▸ Exercise details: Copy the data exactly as it appears, and do not include any pictures.

Data listing:
········

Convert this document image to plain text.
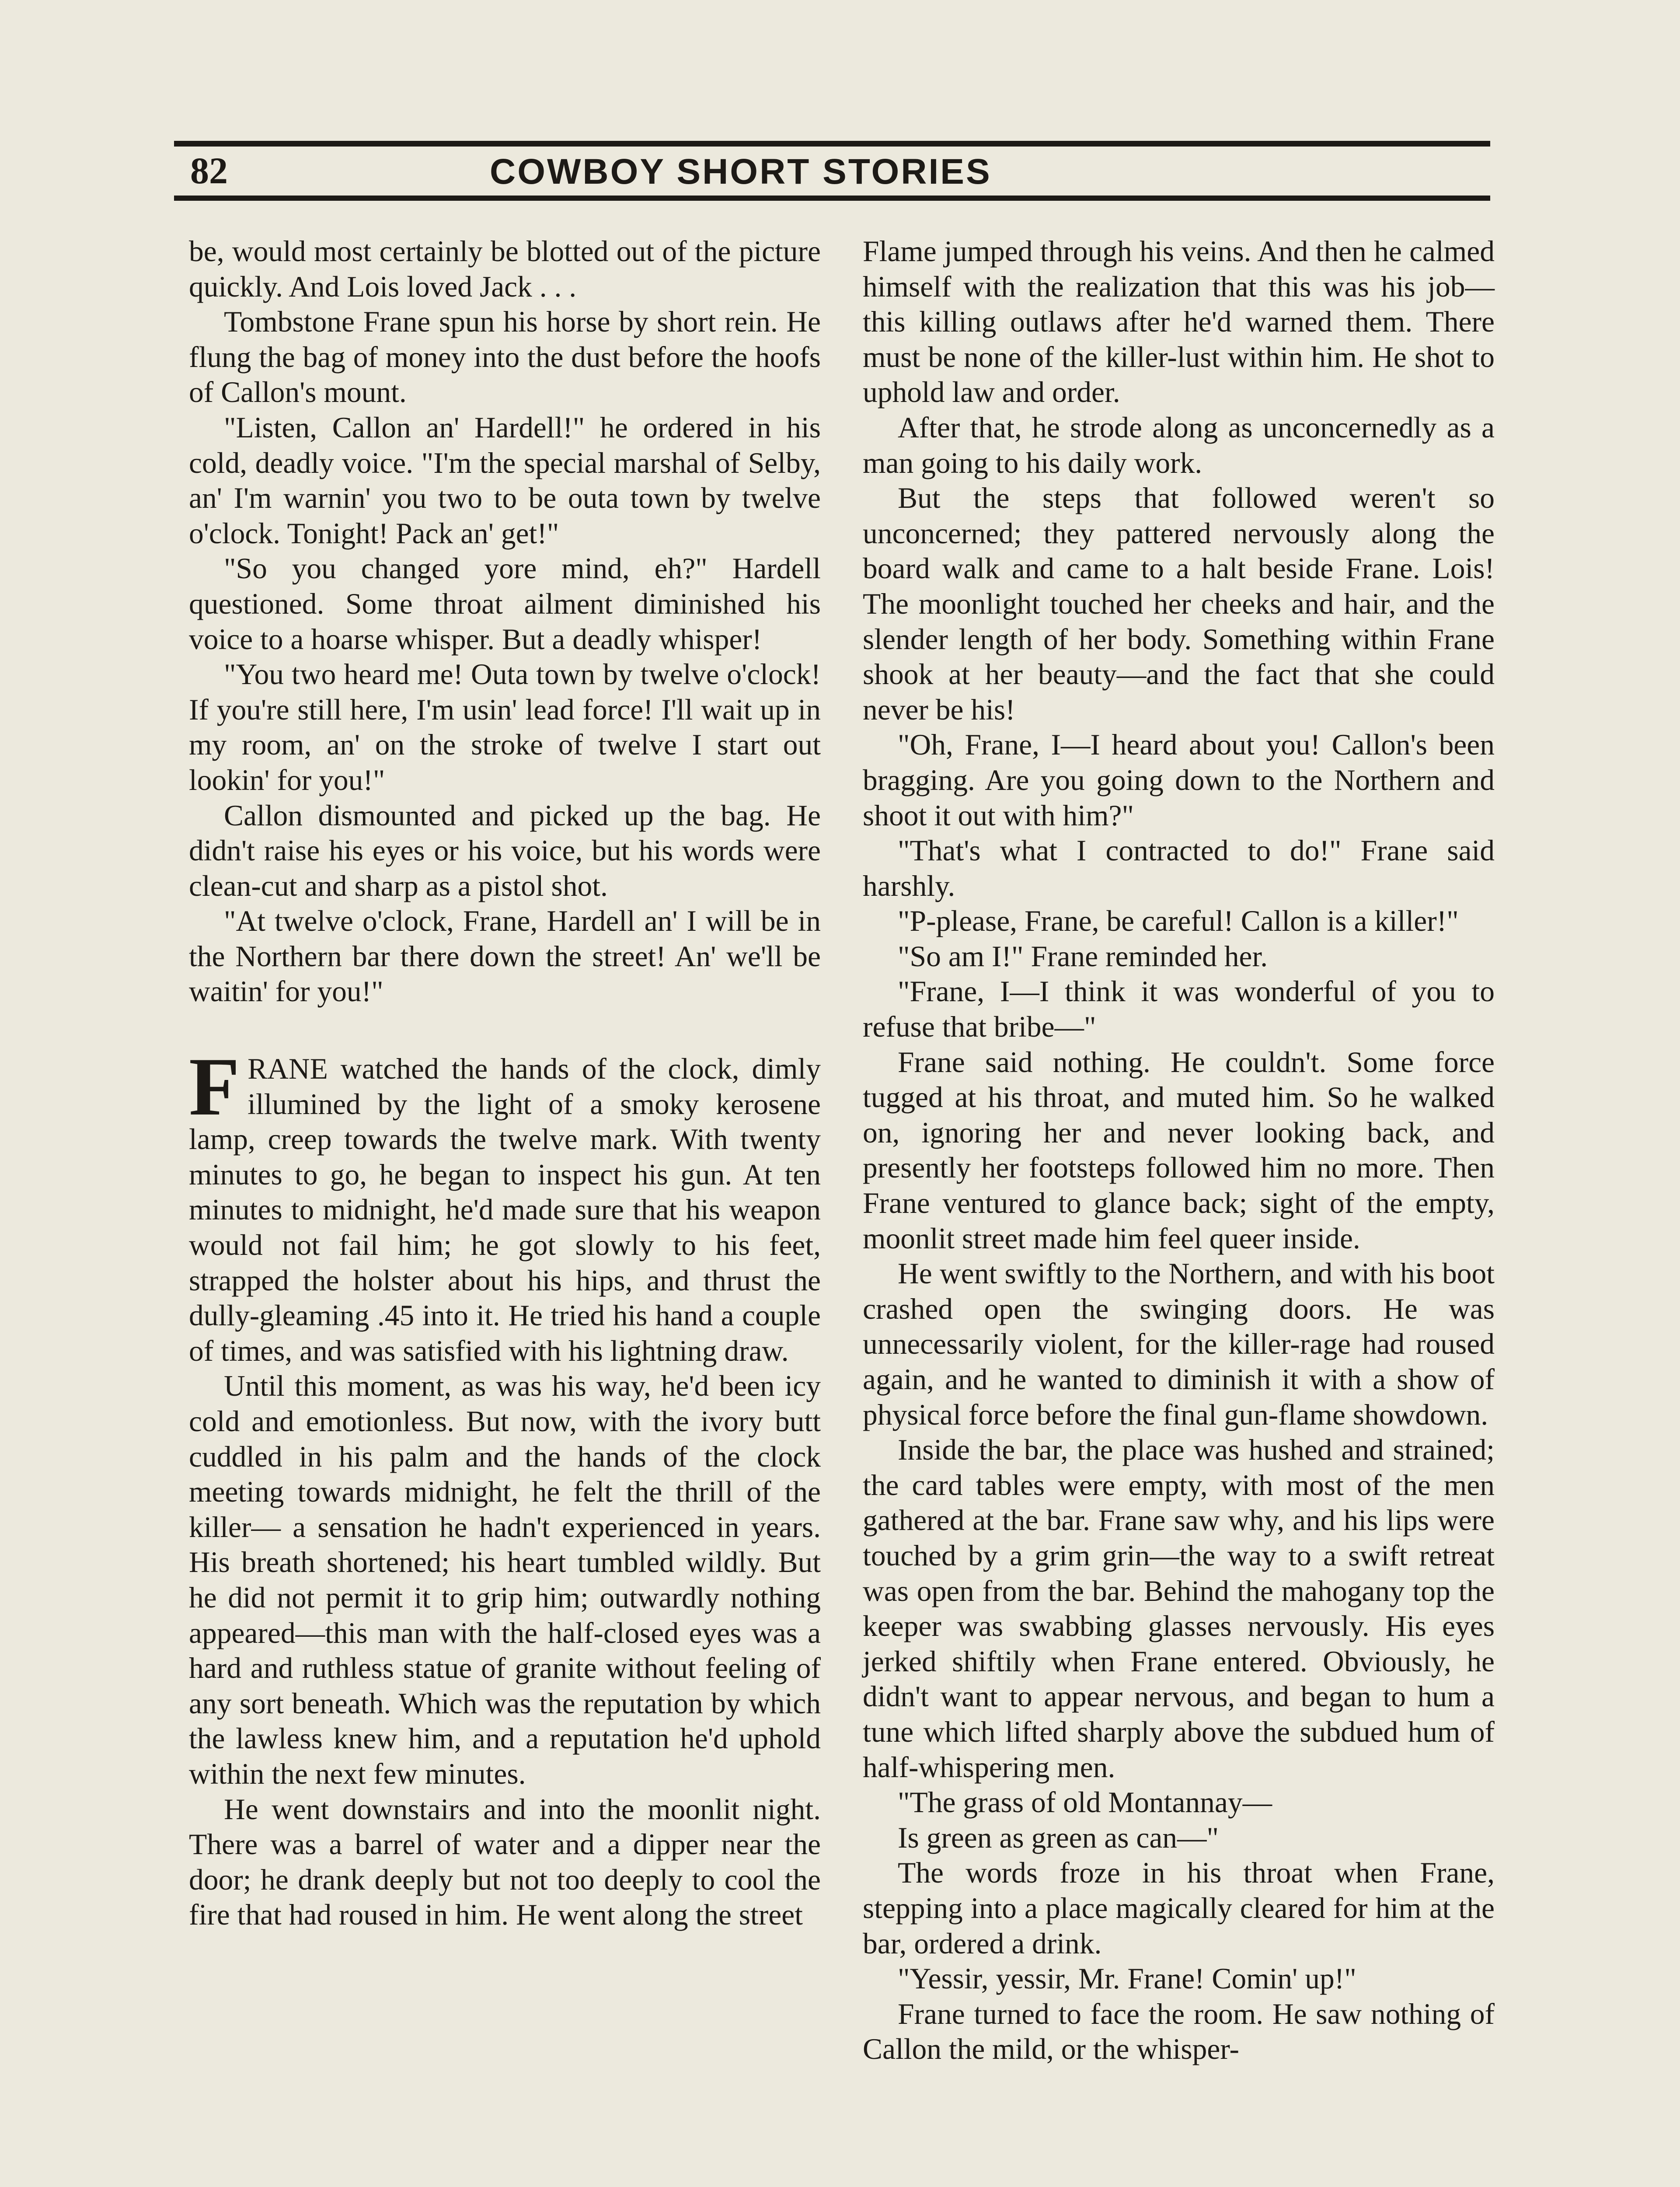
82	COWBOY SHORT STORIES

be, would most certainly be blotted out of the picture quickly. And Lois loved Jack . . .

Tombstone Frane spun his horse by short rein. He flung the bag of money into the dust before the hoofs of Callon's mount.

"Listen, Callon an' Hardell!" he ordered in his cold, deadly voice. "I'm the special marshal of Selby, an' I'm warnin' you two to be outa town by twelve o'clock. Tonight! Pack an' get!"

"So you changed yore mind, eh?" Hardell questioned. Some throat ailment diminished his voice to a hoarse whisper. But a deadly whisper!

"You two heard me! Outa town by twelve o'clock! If you're still here, I'm usin' lead force! I'll wait up in my room, an' on the stroke of twelve I start out lookin' for you!"

Callon dismounted and picked up the bag. He didn't raise his eyes or his voice, but his words were clean-cut and sharp as a pistol shot.

"At twelve o'clock, Frane, Hardell an' I will be in the Northern bar there down the street! An' we'll be waitin' for you!"

FRANE watched the hands of the clock, dimly illumined by the light of a smoky kerosene lamp, creep towards the twelve mark. With twenty minutes to go, he began to inspect his gun. At ten minutes to midnight, he'd made sure that his weapon would not fail him; he got slowly to his feet, strapped the holster about his hips, and thrust the dully-gleaming .45 into it. He tried his hand a couple of times, and was satisfied with his lightning draw.

Until this moment, as was his way, he'd been icy cold and emotionless. But now, with the ivory butt cuddled in his palm and the hands of the clock meeting towards midnight, he felt the thrill of the killer— a sensation he hadn't experienced in years. His breath shortened; his heart tumbled wildly. But he did not permit it to grip him; outwardly nothing appeared—this man with the half-closed eyes was a hard and ruthless statue of granite without feeling of any sort beneath. Which was the reputation by which the lawless knew him, and a reputation he'd uphold within the next few minutes.

He went downstairs and into the moonlit night. There was a barrel of water and a dipper near the door; he drank deeply but not too deeply to cool the fire that had roused in him. He went along the street

Flame jumped through his veins. And then he calmed himself with the realization that this was his job—this killing outlaws after he'd warned them. There must be none of the killer-lust within him. He shot to uphold law and order.

After that, he strode along as unconcernedly as a man going to his daily work.

But the steps that followed weren't so unconcerned; they pattered nervously along the board walk and came to a halt beside Frane. Lois! The moonlight touched her cheeks and hair, and the slender length of her body. Something within Frane shook at her beauty—and the fact that she could never be his!

"Oh, Frane, I—I heard about you! Callon's been bragging. Are you going down to the Northern and shoot it out with him?"

"That's what I contracted to do!" Frane said harshly.

"P-please, Frane, be careful! Callon is a killer!"

"So am I!" Frane reminded her.

"Frane, I—I think it was wonderful of you to refuse that bribe—"

Frane said nothing. He couldn't. Some force tugged at his throat, and muted him. So he walked on, ignoring her and never looking back, and presently her footsteps followed him no more. Then Frane ventured to glance back; sight of the empty, moonlit street made him feel queer inside.

He went swiftly to the Northern, and with his boot crashed open the swinging doors. He was unnecessarily violent, for the killer-rage had roused again, and he wanted to diminish it with a show of physical force before the final gun-flame showdown.

Inside the bar, the place was hushed and strained; the card tables were empty, with most of the men gathered at the bar. Frane saw why, and his lips were touched by a grim grin—the way to a swift retreat was open from the bar. Behind the mahogany top the keeper was swabbing glasses nervously. His eyes jerked shiftily when Frane entered. Obviously, he didn't want to appear nervous, and began to hum a tune which lifted sharply above the subdued hum of half-whispering men.

"The grass of old Montannay—

Is green as green as can—"

The words froze in his throat when Frane, stepping into a place magically cleared for him at the bar, ordered a drink.

"Yessir, yessir, Mr. Frane! Comin' up!"

Frane turned to face the room. He saw nothing of Callon the mild, or the whisper-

········

▸ Result:
Convert this document image to plain text.
82	COWBOY SHORT STORIES

be, would most certainly be blotted out of the picture quickly. And Lois loved Jack . . .

Tombstone Frane spun his horse by short rein. He flung the bag of money into the dust before the hoofs of Callon's mount.

"Listen, Callon an' Hardell!" he ordered in his cold, deadly voice. "I'm the special marshal of Selby, an' I'm warnin' you two to be outa town by twelve o'clock. Tonight! Pack an' get!"

"So you changed yore mind, eh?" Hardell questioned. Some throat ailment diminished his voice to a hoarse whisper. But a deadly whisper!

"You two heard me! Outa town by twelve o'clock! If you're still here, I'm usin' lead force! I'll wait up in my room, an' on the stroke of twelve I start out lookin' for you!"

Callon dismounted and picked up the bag. He didn't raise his eyes or his voice, but his words were clean-cut and sharp as a pistol shot.

"At twelve o'clock, Frane, Hardell an' I will be in the Northern bar there down the street! An' we'll be waitin' for you!"

FRANE watched the hands of the clock, dimly illumined by the light of a smoky kerosene lamp, creep towards the twelve mark. With twenty minutes to go, he began to inspect his gun. At ten minutes to midnight, he'd made sure that his weapon would not fail him; he got slowly to his feet, strapped the holster about his hips, and thrust the dully-gleaming .45 into it. He tried his hand a couple of times, and was satisfied with his lightning draw.

Until this moment, as was his way, he'd been icy cold and emotionless. But now, with the ivory butt cuddled in his palm and the hands of the clock meeting towards midnight, he felt the thrill of the killer— a sensation he hadn't experienced in years. His breath shortened; his heart tumbled wildly. But he did not permit it to grip him; outwardly nothing appeared—this man with the half-closed eyes was a hard and ruthless statue of granite without feeling of any sort beneath. Which was the reputation by which the lawless knew him, and a reputation he'd uphold within the next few minutes.

He went downstairs and into the moonlit night. There was a barrel of water and a dipper near the door; he drank deeply but not too deeply to cool the fire that had roused in him. He went along the street

Flame jumped through his veins. And then he calmed himself with the realization that this was his job—this killing outlaws after he'd warned them. There must be none of the killer-lust within him. He shot to uphold law and order.

After that, he strode along as unconcernedly as a man going to his daily work.

But the steps that followed weren't so unconcerned; they pattered nervously along the board walk and came to a halt beside Frane. Lois! The moonlight touched her cheeks and hair, and the slender length of her body. Something within Frane shook at her beauty—and the fact that she could never be his!

"Oh, Frane, I—I heard about you! Callon's been bragging. Are you going down to the Northern and shoot it out with him?"

"That's what I contracted to do!" Frane said harshly.

"P-please, Frane, be careful! Callon is a killer!"

"So am I!" Frane reminded her.

"Frane, I—I think it was wonderful of you to refuse that bribe—"

Frane said nothing. He couldn't. Some force tugged at his throat, and muted him. So he walked on, ignoring her and never looking back, and presently her footsteps followed him no more. Then Frane ventured to glance back; sight of the empty, moonlit street made him feel queer inside.

He went swiftly to the Northern, and with his boot crashed open the swinging doors. He was unnecessarily violent, for the killer-rage had roused again, and he wanted to diminish it with a show of physical force before the final gun-flame showdown.

Inside the bar, the place was hushed and strained; the card tables were empty, with most of the men gathered at the bar. Frane saw why, and his lips were touched by a grim grin—the way to a swift retreat was open from the bar. Behind the mahogany top the keeper was swabbing glasses nervously. His eyes jerked shiftily when Frane entered. Obviously, he didn't want to appear nervous, and began to hum a tune which lifted sharply above the subdued hum of half-whispering men.

"The grass of old Montannay—

Is green as green as can—"

The words froze in his throat when Frane, stepping into a place magically cleared for him at the bar, ordered a drink.

"Yessir, yessir, Mr. Frane! Comin' up!"

Frane turned to face the room. He saw nothing of Callon the mild, or the whisper-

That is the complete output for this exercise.